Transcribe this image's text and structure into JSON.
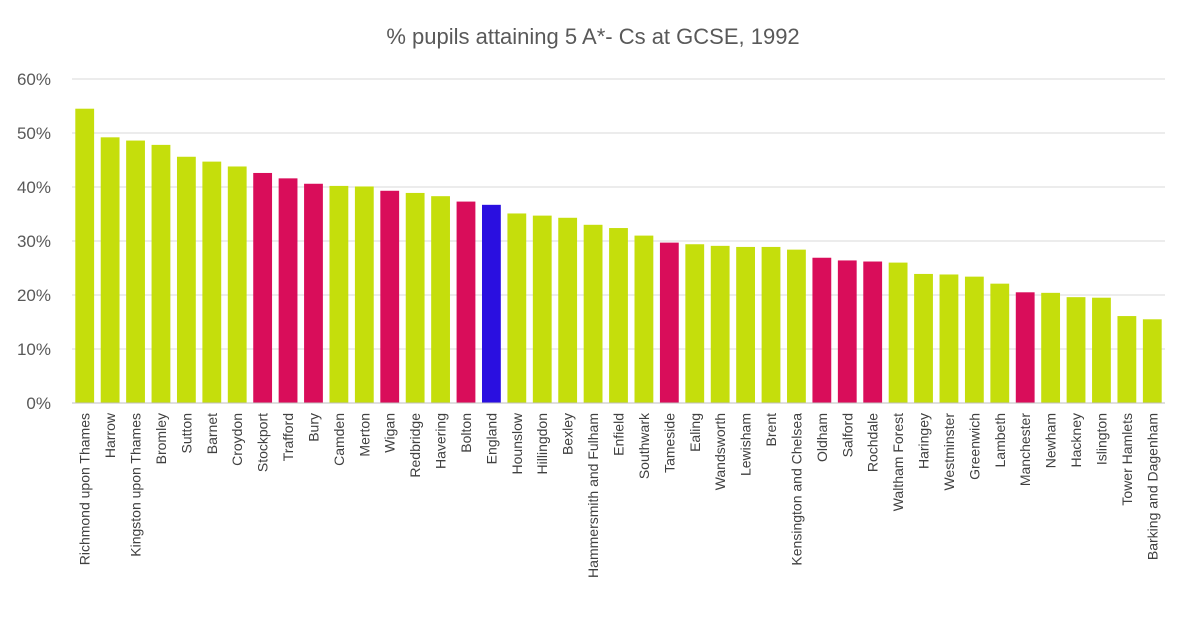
{
  "chart_data": {
    "type": "bar",
    "title": "% pupils attaining 5 A*- Cs at GCSE, 1992",
    "xlabel": "",
    "ylabel": "",
    "ylim": [
      0,
      60
    ],
    "yticks": [
      0,
      10,
      20,
      30,
      40,
      50,
      60
    ],
    "ytick_labels": [
      "0%",
      "10%",
      "20%",
      "30%",
      "40%",
      "50%",
      "60%"
    ],
    "grid": true,
    "legend": "none",
    "colors": {
      "london": "#c5de0c",
      "northwest": "#d90d5a",
      "england": "#2a0fe0"
    },
    "categories": [
      "Richmond upon Thames",
      "Harrow",
      "Kingston upon Thames",
      "Bromley",
      "Sutton",
      "Barnet",
      "Croydon",
      "Stockport",
      "Trafford",
      "Bury",
      "Camden",
      "Merton",
      "Wigan",
      "Redbridge",
      "Havering",
      "Bolton",
      "England",
      "Hounslow",
      "Hillingdon",
      "Bexley",
      "Hammersmith and Fulham",
      "Enfield",
      "Southwark",
      "Tameside",
      "Ealing",
      "Wandsworth",
      "Lewisham",
      "Brent",
      "Kensington and Chelsea",
      "Oldham",
      "Salford",
      "Rochdale",
      "Waltham Forest",
      "Haringey",
      "Westminster",
      "Greenwich",
      "Lambeth",
      "Manchester",
      "Newham",
      "Hackney",
      "Islington",
      "Tower Hamlets",
      "Barking and Dagenham"
    ],
    "values": [
      54.5,
      49.2,
      48.6,
      47.8,
      45.6,
      44.7,
      43.8,
      42.6,
      41.6,
      40.6,
      40.2,
      40.1,
      39.3,
      38.9,
      38.3,
      37.3,
      36.7,
      35.1,
      34.7,
      34.3,
      33.0,
      32.4,
      31.0,
      29.7,
      29.4,
      29.1,
      28.9,
      28.9,
      28.4,
      26.9,
      26.4,
      26.2,
      26.0,
      23.9,
      23.8,
      23.4,
      22.1,
      20.5,
      20.4,
      19.6,
      19.5,
      16.1,
      15.5
    ],
    "groups": [
      "london",
      "london",
      "london",
      "london",
      "london",
      "london",
      "london",
      "northwest",
      "northwest",
      "northwest",
      "london",
      "london",
      "northwest",
      "london",
      "london",
      "northwest",
      "england",
      "london",
      "london",
      "london",
      "london",
      "london",
      "london",
      "northwest",
      "london",
      "london",
      "london",
      "london",
      "london",
      "northwest",
      "northwest",
      "northwest",
      "london",
      "london",
      "london",
      "london",
      "london",
      "northwest",
      "london",
      "london",
      "london",
      "london",
      "london"
    ]
  }
}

PROBLEM DETAILS —
Locate each line with the word "Thames" and copy it.

OUTPUT FOR THIS EXERCISE —
      "Richmond upon Thames",
      "Kingston upon Thames",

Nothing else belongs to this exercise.